[Task statement] Say how many lines of the listing below contain "JSON", giving the number and nothing else.
* START Data entries *
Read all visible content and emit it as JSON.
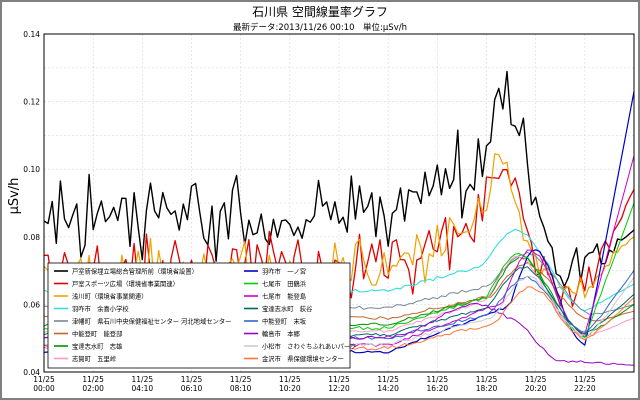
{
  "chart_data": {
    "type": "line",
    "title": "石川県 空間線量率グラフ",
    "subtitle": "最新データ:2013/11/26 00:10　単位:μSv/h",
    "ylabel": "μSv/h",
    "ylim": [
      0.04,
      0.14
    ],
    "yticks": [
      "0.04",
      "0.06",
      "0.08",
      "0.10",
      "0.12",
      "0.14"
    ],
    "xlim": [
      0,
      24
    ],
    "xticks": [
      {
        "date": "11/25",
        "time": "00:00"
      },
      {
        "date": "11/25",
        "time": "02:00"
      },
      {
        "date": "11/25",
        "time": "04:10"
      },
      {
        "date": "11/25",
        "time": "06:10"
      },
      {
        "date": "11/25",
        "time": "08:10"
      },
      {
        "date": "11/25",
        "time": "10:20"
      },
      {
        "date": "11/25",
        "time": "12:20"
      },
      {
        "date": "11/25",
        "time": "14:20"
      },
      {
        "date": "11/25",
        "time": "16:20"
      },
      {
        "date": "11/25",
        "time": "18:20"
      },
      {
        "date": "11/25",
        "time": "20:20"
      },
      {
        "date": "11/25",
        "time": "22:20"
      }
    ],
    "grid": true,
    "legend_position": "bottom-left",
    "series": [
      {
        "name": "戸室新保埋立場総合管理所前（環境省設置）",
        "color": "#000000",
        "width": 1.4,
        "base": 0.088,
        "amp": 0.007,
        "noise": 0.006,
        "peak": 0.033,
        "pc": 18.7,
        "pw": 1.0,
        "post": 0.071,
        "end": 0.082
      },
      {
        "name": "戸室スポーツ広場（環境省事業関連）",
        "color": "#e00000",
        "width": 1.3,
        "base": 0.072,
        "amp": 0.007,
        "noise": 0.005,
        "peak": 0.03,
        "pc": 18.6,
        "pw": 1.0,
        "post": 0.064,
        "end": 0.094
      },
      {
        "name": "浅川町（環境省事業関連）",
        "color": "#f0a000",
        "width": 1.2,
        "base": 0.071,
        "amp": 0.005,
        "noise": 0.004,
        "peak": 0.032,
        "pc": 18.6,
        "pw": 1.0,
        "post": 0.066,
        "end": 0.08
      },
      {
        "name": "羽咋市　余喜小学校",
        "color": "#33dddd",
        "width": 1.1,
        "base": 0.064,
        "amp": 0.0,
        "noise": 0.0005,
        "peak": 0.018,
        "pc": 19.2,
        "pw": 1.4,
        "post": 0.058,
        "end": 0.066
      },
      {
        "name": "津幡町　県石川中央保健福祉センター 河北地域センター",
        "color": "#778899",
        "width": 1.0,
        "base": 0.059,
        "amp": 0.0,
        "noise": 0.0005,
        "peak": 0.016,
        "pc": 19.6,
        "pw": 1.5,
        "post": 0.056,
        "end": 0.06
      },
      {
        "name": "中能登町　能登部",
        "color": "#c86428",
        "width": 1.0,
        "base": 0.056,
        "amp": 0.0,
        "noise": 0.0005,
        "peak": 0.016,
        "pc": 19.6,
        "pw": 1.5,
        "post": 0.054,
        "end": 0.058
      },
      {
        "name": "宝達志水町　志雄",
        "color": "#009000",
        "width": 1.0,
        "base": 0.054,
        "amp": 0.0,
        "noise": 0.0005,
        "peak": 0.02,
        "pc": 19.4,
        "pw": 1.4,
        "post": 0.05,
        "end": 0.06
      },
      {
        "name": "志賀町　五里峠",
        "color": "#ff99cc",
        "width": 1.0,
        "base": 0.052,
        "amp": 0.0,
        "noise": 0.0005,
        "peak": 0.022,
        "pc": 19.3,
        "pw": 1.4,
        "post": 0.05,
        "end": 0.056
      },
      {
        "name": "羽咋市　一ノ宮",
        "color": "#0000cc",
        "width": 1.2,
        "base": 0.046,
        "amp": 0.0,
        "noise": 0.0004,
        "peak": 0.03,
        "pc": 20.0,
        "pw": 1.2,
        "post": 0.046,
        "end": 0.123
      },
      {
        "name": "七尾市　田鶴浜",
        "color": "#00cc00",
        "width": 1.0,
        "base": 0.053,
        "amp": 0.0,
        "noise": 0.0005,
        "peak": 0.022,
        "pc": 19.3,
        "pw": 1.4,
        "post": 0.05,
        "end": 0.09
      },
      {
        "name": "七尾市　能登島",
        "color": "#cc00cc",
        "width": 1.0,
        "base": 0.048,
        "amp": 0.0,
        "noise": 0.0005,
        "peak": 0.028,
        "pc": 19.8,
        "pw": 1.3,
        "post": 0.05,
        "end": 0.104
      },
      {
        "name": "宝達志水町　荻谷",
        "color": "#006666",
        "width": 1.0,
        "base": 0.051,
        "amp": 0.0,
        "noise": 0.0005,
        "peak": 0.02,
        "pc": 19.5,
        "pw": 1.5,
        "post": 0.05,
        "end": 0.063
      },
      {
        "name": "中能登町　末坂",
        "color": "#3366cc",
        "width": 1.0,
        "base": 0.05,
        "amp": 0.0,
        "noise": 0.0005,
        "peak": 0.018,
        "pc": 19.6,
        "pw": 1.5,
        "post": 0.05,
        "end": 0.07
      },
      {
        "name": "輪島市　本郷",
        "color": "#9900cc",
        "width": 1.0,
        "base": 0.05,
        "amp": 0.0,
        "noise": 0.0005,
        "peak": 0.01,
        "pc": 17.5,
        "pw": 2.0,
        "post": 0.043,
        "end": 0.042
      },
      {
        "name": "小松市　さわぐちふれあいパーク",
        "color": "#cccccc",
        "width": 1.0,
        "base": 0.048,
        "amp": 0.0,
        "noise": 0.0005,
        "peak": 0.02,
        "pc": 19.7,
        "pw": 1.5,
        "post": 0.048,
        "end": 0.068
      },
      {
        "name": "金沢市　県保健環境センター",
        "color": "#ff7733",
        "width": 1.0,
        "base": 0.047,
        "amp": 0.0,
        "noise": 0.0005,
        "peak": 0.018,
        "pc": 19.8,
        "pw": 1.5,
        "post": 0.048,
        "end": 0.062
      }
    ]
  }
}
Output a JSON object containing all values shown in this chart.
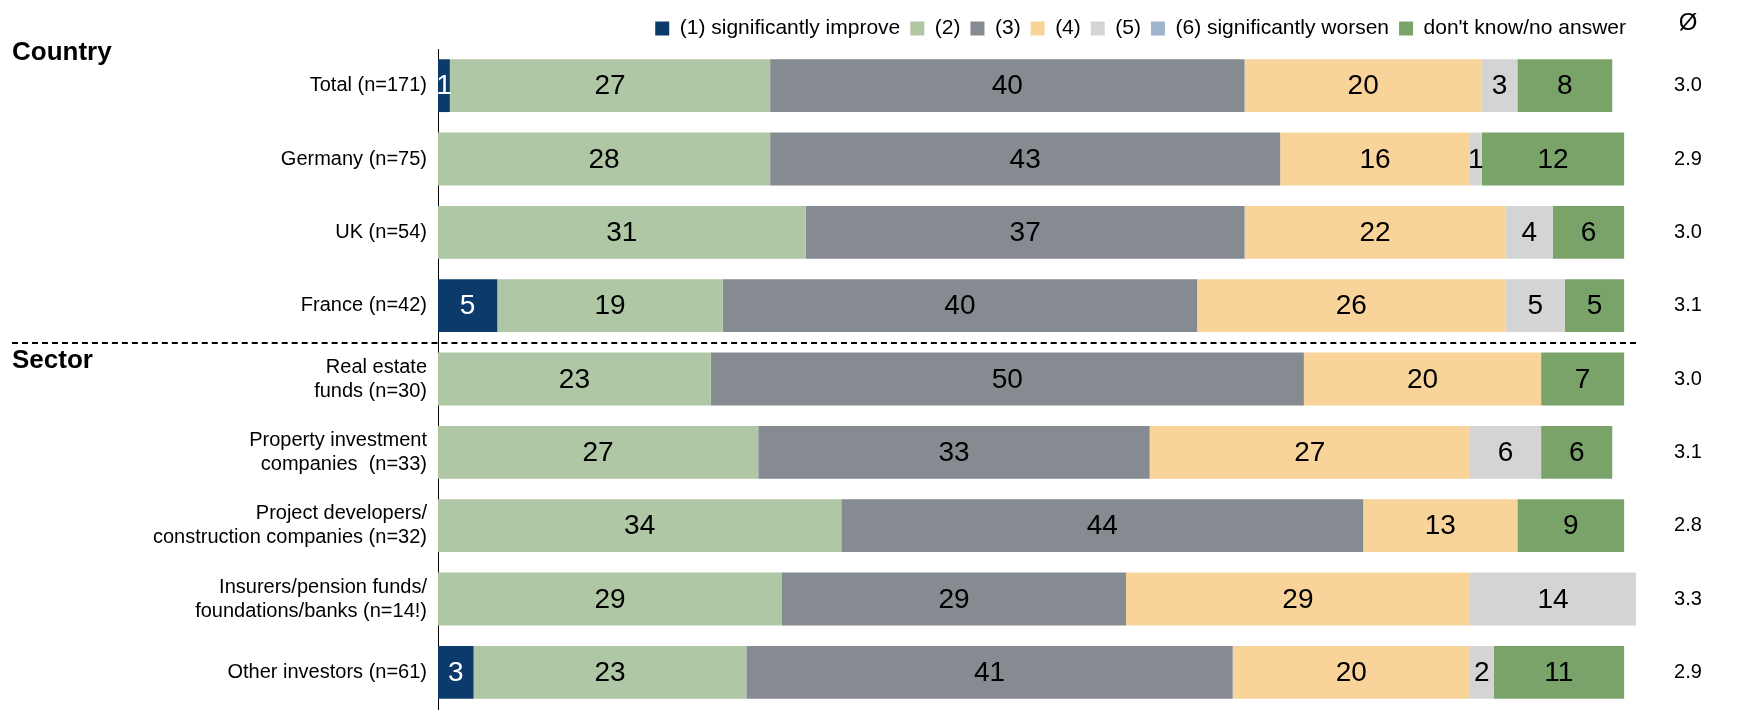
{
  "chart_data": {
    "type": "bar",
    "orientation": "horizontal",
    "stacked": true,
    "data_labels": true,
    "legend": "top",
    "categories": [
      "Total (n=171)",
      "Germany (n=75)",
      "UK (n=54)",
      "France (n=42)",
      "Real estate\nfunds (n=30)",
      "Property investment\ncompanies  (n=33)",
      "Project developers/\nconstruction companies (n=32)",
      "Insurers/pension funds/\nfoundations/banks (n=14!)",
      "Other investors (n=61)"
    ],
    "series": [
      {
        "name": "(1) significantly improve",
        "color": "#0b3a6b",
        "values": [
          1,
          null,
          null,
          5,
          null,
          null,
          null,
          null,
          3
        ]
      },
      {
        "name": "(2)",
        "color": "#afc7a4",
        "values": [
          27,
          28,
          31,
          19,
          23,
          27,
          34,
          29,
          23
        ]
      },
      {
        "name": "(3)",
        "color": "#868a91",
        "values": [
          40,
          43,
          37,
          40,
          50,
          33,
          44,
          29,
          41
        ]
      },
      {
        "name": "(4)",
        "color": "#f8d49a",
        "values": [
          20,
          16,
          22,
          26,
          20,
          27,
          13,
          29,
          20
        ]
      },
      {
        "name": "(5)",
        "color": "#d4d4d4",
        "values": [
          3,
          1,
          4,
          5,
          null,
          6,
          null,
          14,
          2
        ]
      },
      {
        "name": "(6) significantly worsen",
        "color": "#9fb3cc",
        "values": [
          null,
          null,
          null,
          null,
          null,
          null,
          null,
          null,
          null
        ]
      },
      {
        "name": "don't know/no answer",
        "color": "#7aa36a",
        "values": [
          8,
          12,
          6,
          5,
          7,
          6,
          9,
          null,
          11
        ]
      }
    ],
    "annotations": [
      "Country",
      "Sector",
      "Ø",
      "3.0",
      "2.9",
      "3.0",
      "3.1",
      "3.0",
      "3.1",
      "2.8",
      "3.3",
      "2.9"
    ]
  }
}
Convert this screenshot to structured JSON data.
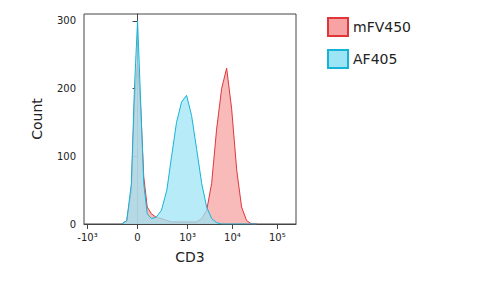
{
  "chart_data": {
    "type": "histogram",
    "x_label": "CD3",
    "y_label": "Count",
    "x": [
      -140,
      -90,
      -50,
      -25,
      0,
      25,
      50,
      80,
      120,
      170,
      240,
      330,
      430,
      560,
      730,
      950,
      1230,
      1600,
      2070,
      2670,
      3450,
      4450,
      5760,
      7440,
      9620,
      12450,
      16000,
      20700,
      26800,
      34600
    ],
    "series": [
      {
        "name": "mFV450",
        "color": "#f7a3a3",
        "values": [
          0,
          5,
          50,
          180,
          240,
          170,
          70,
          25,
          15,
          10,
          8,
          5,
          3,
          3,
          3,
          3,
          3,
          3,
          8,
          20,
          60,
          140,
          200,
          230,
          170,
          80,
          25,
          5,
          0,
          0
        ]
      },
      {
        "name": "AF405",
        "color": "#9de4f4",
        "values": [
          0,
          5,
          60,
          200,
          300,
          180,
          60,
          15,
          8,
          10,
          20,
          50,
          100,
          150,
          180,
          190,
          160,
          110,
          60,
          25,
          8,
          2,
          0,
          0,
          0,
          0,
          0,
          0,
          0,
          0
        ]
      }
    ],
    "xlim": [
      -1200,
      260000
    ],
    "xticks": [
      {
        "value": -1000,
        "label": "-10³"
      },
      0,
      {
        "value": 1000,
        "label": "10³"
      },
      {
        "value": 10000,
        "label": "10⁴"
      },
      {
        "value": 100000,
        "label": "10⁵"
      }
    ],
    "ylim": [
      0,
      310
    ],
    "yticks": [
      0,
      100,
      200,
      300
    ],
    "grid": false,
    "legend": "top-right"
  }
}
* END Data entries *
[Exercise result] 3